**Record set**.

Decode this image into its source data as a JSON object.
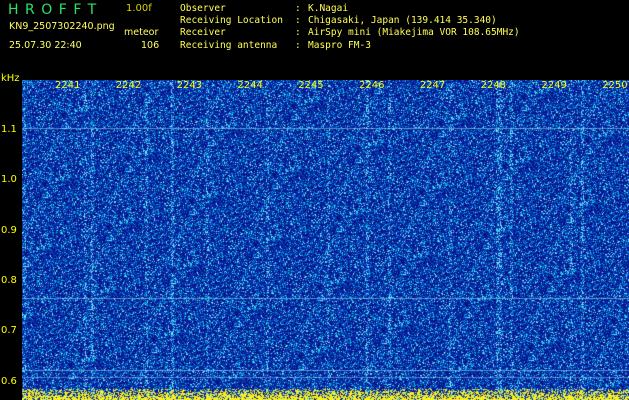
{
  "header": {
    "logo": "HROFFT",
    "version": "1.00f",
    "filename": "KN9_2507302240.png",
    "meteor_label": "meteor",
    "datetime": "25.07.30 22:40",
    "count": "106"
  },
  "info": [
    {
      "key": "Observer",
      "value": "K.Nagai"
    },
    {
      "key": "Receiving Location",
      "value": "Chigasaki, Japan (139.414 35.340)"
    },
    {
      "key": "Receiver",
      "value": "AirSpy mini (Miakejima VOR 108.65MHz)"
    },
    {
      "key": "Receiving antenna",
      "value": "Maspro FM-3"
    }
  ],
  "chart_data": {
    "type": "heatmap",
    "x_ticks": [
      "2241",
      "2242",
      "2243",
      "2244",
      "2245",
      "2246",
      "2247",
      "2248",
      "2249",
      "2250"
    ],
    "y_unit": "kHz",
    "y_ticks": [
      "1.1",
      "1.0",
      "0.9",
      "0.8",
      "0.7",
      "0.6"
    ],
    "colors": {
      "background": "#000000",
      "noise_low": "#0a1aa0",
      "noise_high": "#00c8ff",
      "label": "#ffff00"
    }
  }
}
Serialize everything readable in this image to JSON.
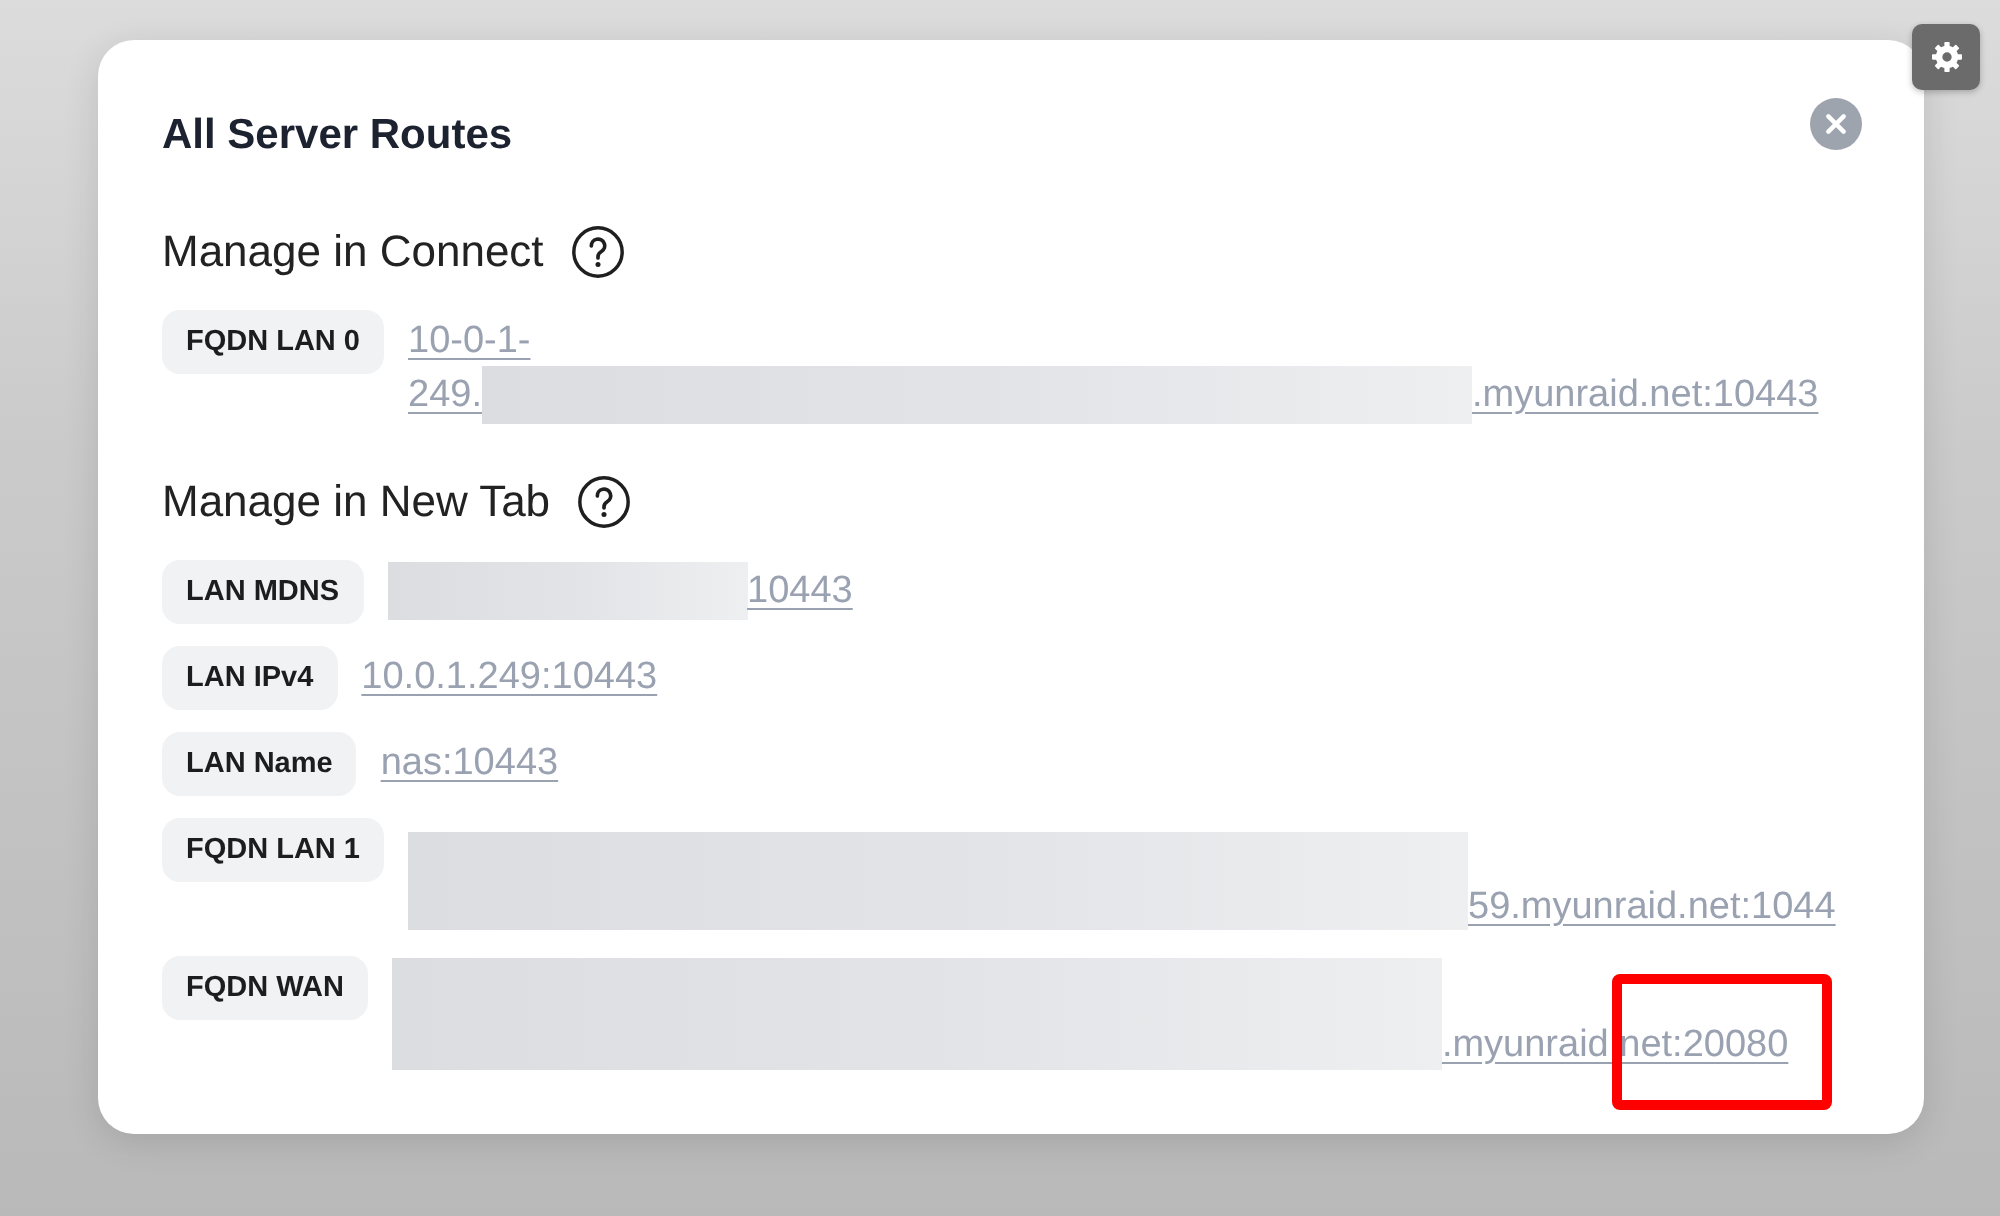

**Exercise goal**.
From the listing above, pick out each line where the word "value" appears.

**Solution**.
      "value": "K.Nagai"
      "value": "Chigasaki, Japan (139.414 35.340)"
      "value": "AirSpy mini (Miakejima VOR 108.65MHz)"
      "value": "Maspro FM-3"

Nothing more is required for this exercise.